(Entries with figure data)
begin
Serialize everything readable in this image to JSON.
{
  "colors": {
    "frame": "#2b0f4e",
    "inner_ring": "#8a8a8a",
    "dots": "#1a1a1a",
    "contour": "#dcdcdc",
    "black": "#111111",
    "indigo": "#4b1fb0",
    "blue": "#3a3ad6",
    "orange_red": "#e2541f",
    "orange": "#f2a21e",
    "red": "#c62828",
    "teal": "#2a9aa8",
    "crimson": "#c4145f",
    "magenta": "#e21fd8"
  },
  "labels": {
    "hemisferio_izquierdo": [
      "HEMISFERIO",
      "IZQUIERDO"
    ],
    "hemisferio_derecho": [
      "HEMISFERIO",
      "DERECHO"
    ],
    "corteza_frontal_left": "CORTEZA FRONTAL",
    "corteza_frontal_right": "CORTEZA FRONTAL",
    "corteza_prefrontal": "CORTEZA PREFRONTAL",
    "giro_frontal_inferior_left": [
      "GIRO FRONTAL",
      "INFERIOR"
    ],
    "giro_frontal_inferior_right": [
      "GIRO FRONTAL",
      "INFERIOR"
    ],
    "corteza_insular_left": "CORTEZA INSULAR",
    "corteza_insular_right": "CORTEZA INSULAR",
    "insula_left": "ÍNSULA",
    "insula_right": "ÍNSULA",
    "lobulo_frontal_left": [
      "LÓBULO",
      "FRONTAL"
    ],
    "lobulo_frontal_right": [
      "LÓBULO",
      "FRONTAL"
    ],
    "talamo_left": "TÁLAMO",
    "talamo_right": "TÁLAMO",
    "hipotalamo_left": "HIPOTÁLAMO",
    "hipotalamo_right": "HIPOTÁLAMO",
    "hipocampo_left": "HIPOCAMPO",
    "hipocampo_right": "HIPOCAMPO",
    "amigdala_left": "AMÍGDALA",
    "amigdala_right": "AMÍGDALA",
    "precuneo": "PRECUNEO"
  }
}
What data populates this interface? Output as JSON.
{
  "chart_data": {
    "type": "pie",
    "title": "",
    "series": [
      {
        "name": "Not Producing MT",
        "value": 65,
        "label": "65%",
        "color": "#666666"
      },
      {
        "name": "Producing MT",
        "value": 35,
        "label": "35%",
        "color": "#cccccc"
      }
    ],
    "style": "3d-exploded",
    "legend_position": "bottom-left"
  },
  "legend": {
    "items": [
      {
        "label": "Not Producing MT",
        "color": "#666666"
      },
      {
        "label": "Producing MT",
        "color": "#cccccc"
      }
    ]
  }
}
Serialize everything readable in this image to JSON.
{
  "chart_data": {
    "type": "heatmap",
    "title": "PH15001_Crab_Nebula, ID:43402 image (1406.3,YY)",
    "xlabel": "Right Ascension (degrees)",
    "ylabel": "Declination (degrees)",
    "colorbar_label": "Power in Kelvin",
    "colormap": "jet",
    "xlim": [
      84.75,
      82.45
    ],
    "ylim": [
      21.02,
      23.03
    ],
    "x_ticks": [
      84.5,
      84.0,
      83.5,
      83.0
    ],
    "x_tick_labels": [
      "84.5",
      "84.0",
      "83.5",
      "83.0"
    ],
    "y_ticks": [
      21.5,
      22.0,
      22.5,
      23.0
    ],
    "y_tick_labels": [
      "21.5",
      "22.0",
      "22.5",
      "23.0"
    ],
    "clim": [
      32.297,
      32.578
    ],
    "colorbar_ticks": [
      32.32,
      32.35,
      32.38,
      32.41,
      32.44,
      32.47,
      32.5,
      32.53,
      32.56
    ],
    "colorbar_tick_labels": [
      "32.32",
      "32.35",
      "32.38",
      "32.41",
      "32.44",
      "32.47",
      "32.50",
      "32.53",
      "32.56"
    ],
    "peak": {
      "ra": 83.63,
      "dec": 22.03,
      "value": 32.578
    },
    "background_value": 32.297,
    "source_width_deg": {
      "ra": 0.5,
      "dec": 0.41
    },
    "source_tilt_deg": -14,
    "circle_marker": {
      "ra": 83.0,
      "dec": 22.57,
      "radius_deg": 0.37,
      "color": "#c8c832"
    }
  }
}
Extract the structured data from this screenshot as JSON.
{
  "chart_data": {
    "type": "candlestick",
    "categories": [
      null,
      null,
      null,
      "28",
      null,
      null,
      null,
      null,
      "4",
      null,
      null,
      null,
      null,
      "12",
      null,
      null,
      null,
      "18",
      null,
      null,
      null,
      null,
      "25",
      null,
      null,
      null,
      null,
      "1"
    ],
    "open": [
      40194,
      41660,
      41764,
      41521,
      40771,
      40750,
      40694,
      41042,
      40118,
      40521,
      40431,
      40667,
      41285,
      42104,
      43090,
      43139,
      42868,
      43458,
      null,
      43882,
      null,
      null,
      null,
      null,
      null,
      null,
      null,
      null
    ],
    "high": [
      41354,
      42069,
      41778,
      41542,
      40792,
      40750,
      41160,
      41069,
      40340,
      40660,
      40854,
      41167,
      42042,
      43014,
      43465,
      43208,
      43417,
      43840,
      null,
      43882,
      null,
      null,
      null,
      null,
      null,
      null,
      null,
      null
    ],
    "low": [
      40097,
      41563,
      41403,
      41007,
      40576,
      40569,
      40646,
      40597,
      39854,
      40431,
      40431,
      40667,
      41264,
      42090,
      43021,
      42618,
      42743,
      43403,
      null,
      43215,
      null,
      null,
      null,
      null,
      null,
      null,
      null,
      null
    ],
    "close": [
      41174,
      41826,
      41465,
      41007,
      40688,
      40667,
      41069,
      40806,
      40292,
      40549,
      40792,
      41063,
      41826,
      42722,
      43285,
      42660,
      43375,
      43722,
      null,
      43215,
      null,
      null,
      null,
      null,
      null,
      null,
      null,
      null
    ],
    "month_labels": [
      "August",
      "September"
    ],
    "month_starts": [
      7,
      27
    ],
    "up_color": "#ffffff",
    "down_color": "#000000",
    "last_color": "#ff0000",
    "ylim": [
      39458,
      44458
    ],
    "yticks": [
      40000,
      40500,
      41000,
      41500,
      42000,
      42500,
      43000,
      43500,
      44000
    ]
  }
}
end
What is expected
Restate the data above word for word.

Response for this exercise
Serialize everything readable in this image to JSON.
{
  "colors": {
    "frame": "#2b0f4e",
    "inner_ring": "#8a8a8a",
    "dots": "#1a1a1a",
    "contour": "#dcdcdc",
    "black": "#111111",
    "indigo": "#4b1fb0",
    "blue": "#3a3ad6",
    "orange_red": "#e2541f",
    "orange": "#f2a21e",
    "red": "#c62828",
    "teal": "#2a9aa8",
    "crimson": "#c4145f",
    "magenta": "#e21fd8"
  },
  "labels": {
    "hemisferio_izquierdo": [
      "HEMISFERIO",
      "IZQUIERDO"
    ],
    "hemisferio_derecho": [
      "HEMISFERIO",
      "DERECHO"
    ],
    "corteza_frontal_left": "CORTEZA FRONTAL",
    "corteza_frontal_right": "CORTEZA FRONTAL",
    "corteza_prefrontal": "CORTEZA PREFRONTAL",
    "giro_frontal_inferior_left": [
      "GIRO FRONTAL",
      "INFERIOR"
    ],
    "giro_frontal_inferior_right": [
      "GIRO FRONTAL",
      "INFERIOR"
    ],
    "corteza_insular_left": "CORTEZA INSULAR",
    "corteza_insular_right": "CORTEZA INSULAR",
    "insula_left": "ÍNSULA",
    "insula_right": "ÍNSULA",
    "lobulo_frontal_left": [
      "LÓBULO",
      "FRONTAL"
    ],
    "lobulo_frontal_right": [
      "LÓBULO",
      "FRONTAL"
    ],
    "talamo_left": "TÁLAMO",
    "talamo_right": "TÁLAMO",
    "hipotalamo_left": "HIPOTÁLAMO",
    "hipotalamo_right": "HIPOTÁLAMO",
    "hipocampo_left": "HIPOCAMPO",
    "hipocampo_right": "HIPOCAMPO",
    "amigdala_left": "AMÍGDALA",
    "amigdala_right": "AMÍGDALA",
    "precuneo": "PRECUNEO"
  }
}
What data populates this interface? Output as JSON.
{
  "chart_data": {
    "type": "pie",
    "title": "",
    "series": [
      {
        "name": "Not Producing MT",
        "value": 65,
        "label": "65%",
        "color": "#666666"
      },
      {
        "name": "Producing MT",
        "value": 35,
        "label": "35%",
        "color": "#cccccc"
      }
    ],
    "style": "3d-exploded",
    "legend_position": "bottom-left"
  },
  "legend": {
    "items": [
      {
        "label": "Not Producing MT",
        "color": "#666666"
      },
      {
        "label": "Producing MT",
        "color": "#cccccc"
      }
    ]
  }
}
Serialize everything readable in this image to JSON.
{
  "chart_data": {
    "type": "heatmap",
    "title": "PH15001_Crab_Nebula, ID:43402 image (1406.3,YY)",
    "xlabel": "Right Ascension (degrees)",
    "ylabel": "Declination (degrees)",
    "colorbar_label": "Power in Kelvin",
    "colormap": "jet",
    "xlim": [
      84.75,
      82.45
    ],
    "ylim": [
      21.02,
      23.03
    ],
    "x_ticks": [
      84.5,
      84.0,
      83.5,
      83.0
    ],
    "x_tick_labels": [
      "84.5",
      "84.0",
      "83.5",
      "83.0"
    ],
    "y_ticks": [
      21.5,
      22.0,
      22.5,
      23.0
    ],
    "y_tick_labels": [
      "21.5",
      "22.0",
      "22.5",
      "23.0"
    ],
    "clim": [
      32.297,
      32.578
    ],
    "colorbar_ticks": [
      32.32,
      32.35,
      32.38,
      32.41,
      32.44,
      32.47,
      32.5,
      32.53,
      32.56
    ],
    "colorbar_tick_labels": [
      "32.32",
      "32.35",
      "32.38",
      "32.41",
      "32.44",
      "32.47",
      "32.50",
      "32.53",
      "32.56"
    ],
    "peak": {
      "ra": 83.63,
      "dec": 22.03,
      "value": 32.578
    },
    "background_value": 32.297,
    "source_width_deg": {
      "ra": 0.5,
      "dec": 0.41
    },
    "source_tilt_deg": -14,
    "circle_marker": {
      "ra": 83.0,
      "dec": 22.57,
      "radius_deg": 0.37,
      "color": "#c8c832"
    }
  }
}
Extract the structured data from this screenshot as JSON.
{
  "chart_data": {
    "type": "candlestick",
    "categories": [
      null,
      null,
      null,
      "28",
      null,
      null,
      null,
      null,
      "4",
      null,
      null,
      null,
      null,
      "12",
      null,
      null,
      null,
      "18",
      null,
      null,
      null,
      null,
      "25",
      null,
      null,
      null,
      null,
      "1"
    ],
    "open": [
      40194,
      41660,
      41764,
      41521,
      40771,
      40750,
      40694,
      41042,
      40118,
      40521,
      40431,
      40667,
      41285,
      42104,
      43090,
      43139,
      42868,
      43458,
      null,
      43882,
      null,
      null,
      null,
      null,
      null,
      null,
      null,
      null
    ],
    "high": [
      41354,
      42069,
      41778,
      41542,
      40792,
      40750,
      41160,
      41069,
      40340,
      40660,
      40854,
      41167,
      42042,
      43014,
      43465,
      43208,
      43417,
      43840,
      null,
      43882,
      null,
      null,
      null,
      null,
      null,
      null,
      null,
      null
    ],
    "low": [
      40097,
      41563,
      41403,
      41007,
      40576,
      40569,
      40646,
      40597,
      39854,
      40431,
      40431,
      40667,
      41264,
      42090,
      43021,
      42618,
      42743,
      43403,
      null,
      43215,
      null,
      null,
      null,
      null,
      null,
      null,
      null,
      null
    ],
    "close": [
      41174,
      41826,
      41465,
      41007,
      40688,
      40667,
      41069,
      40806,
      40292,
      40549,
      40792,
      41063,
      41826,
      42722,
      43285,
      42660,
      43375,
      43722,
      null,
      43215,
      null,
      null,
      null,
      null,
      null,
      null,
      null,
      null
    ],
    "month_labels": [
      "August",
      "September"
    ],
    "month_starts": [
      7,
      27
    ],
    "up_color": "#ffffff",
    "down_color": "#000000",
    "last_color": "#ff0000",
    "ylim": [
      39458,
      44458
    ],
    "yticks": [
      40000,
      40500,
      41000,
      41500,
      42000,
      42500,
      43000,
      43500,
      44000
    ]
  }
}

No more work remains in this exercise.